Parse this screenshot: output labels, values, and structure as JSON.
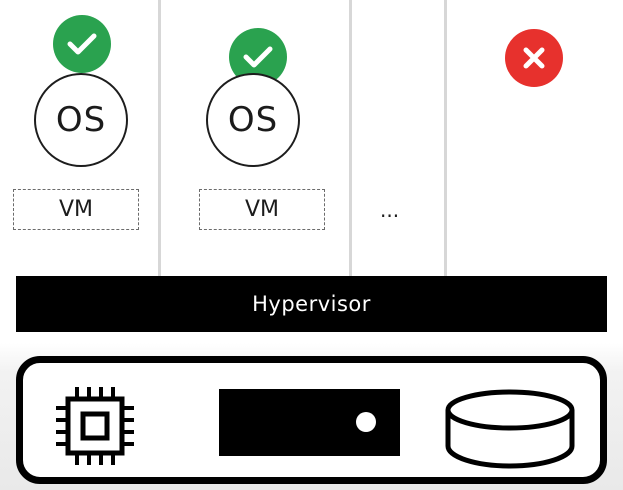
{
  "stack": {
    "slots": [
      {
        "os_label": "OS",
        "vm_label": "VM",
        "status": "check-icon"
      },
      {
        "os_label": "OS",
        "vm_label": "VM",
        "status": "check-icon"
      },
      {
        "more_label": "..."
      },
      {
        "status": "x-icon"
      }
    ],
    "hypervisor_label": "Hypervisor"
  },
  "hardware": {
    "icons": [
      "cpu-chip-icon",
      "server-icon",
      "storage-disk-icon"
    ]
  },
  "colors": {
    "success": "#2aa24f",
    "error": "#e7312d",
    "dark": "#000000",
    "divider": "#d7d7d7"
  }
}
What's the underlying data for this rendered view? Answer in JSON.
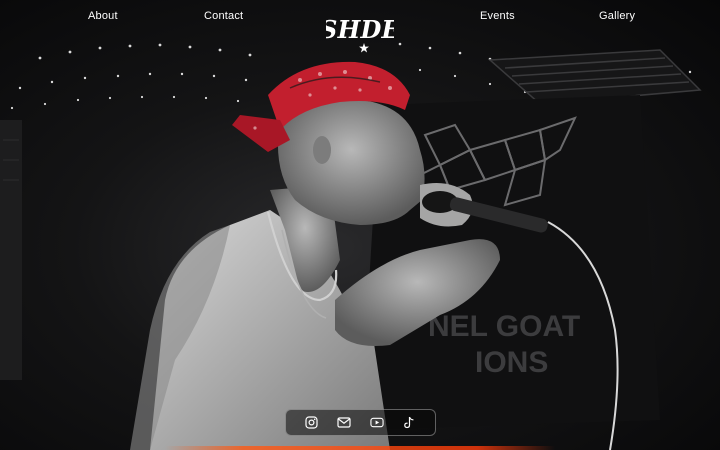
{
  "nav": {
    "about": "About",
    "contact": "Contact",
    "events": "Events",
    "gallery": "Gallery"
  },
  "logo": {
    "text": "SHDE"
  },
  "banner": {
    "line1": "NEL GOAT",
    "line2": "IONS"
  },
  "social": [
    {
      "icon": "instagram-icon"
    },
    {
      "icon": "mail-icon"
    },
    {
      "icon": "youtube-icon"
    },
    {
      "icon": "tiktok-icon"
    }
  ],
  "colors": {
    "background": "#0b0b0c",
    "bandana": "#c21f2e",
    "accent": "#ff5a14"
  }
}
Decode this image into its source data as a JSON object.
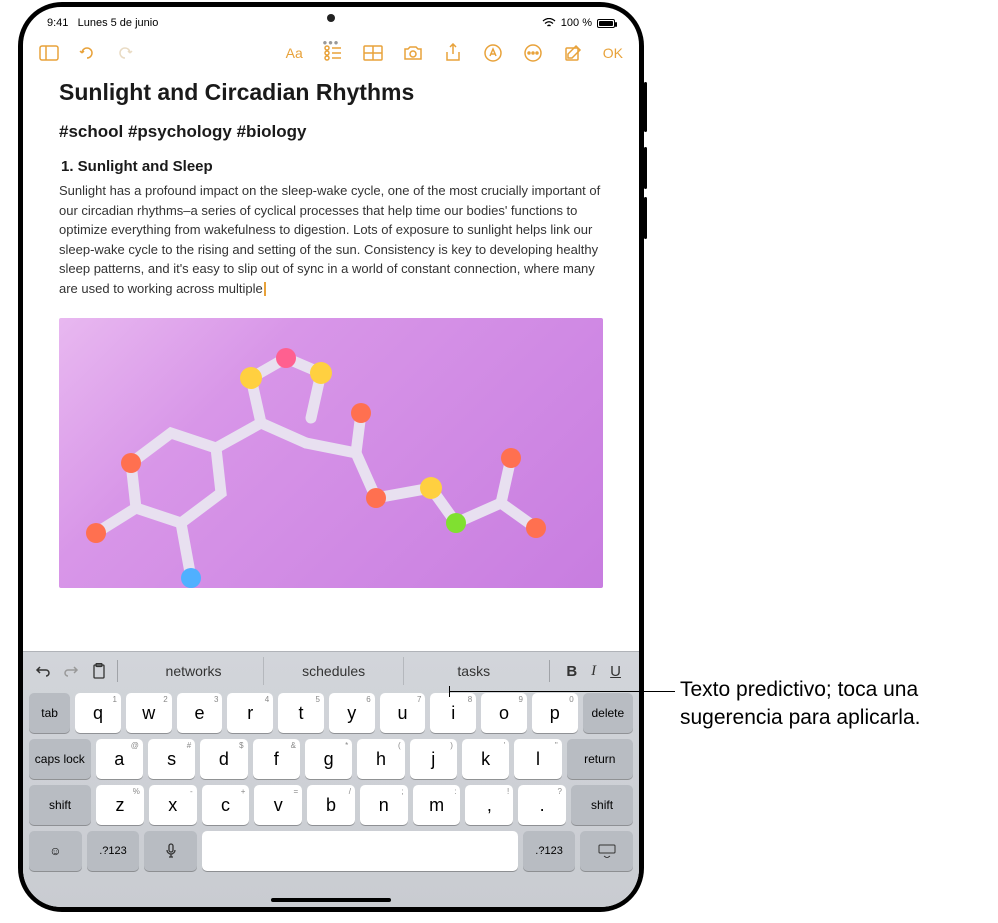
:::
§ STATED TASK
Copy the listing exactly. Any image in it stays out of the copy.

§ SOLUTION BELOW
Parse this screenshot: output labels, values, and structure as JSON.
{
  "stack": {
    "slots": [
      {
        "os_label": "OS",
        "vm_label": "VM",
        "status": "check-icon"
      },
      {
        "os_label": "OS",
        "vm_label": "VM",
        "status": "check-icon"
      },
      {
        "more_label": "..."
      },
      {
        "status": "x-icon"
      }
    ],
    "hypervisor_label": "Hypervisor"
  },
  "hardware": {
    "icons": [
      "cpu-chip-icon",
      "server-icon",
      "storage-disk-icon"
    ]
  },
  "colors": {
    "success": "#2aa24f",
    "error": "#e7312d",
    "dark": "#000000",
    "divider": "#d7d7d7"
  }
}
What's the underlying data for this rendered view? Answer in JSON.
{
  "nav": {
    "about": "About",
    "contact": "Contact",
    "events": "Events",
    "gallery": "Gallery"
  },
  "logo": {
    "text": "SHDE"
  },
  "banner": {
    "line1": "NEL GOAT",
    "line2": "IONS"
  },
  "social": [
    {
      "icon": "instagram-icon"
    },
    {
      "icon": "mail-icon"
    },
    {
      "icon": "youtube-icon"
    },
    {
      "icon": "tiktok-icon"
    }
  ],
  "colors": {
    "background": "#0b0b0c",
    "bandana": "#c21f2e",
    "accent": "#ff5a14"
  }
}
Decode this image into its source data as a JSON object.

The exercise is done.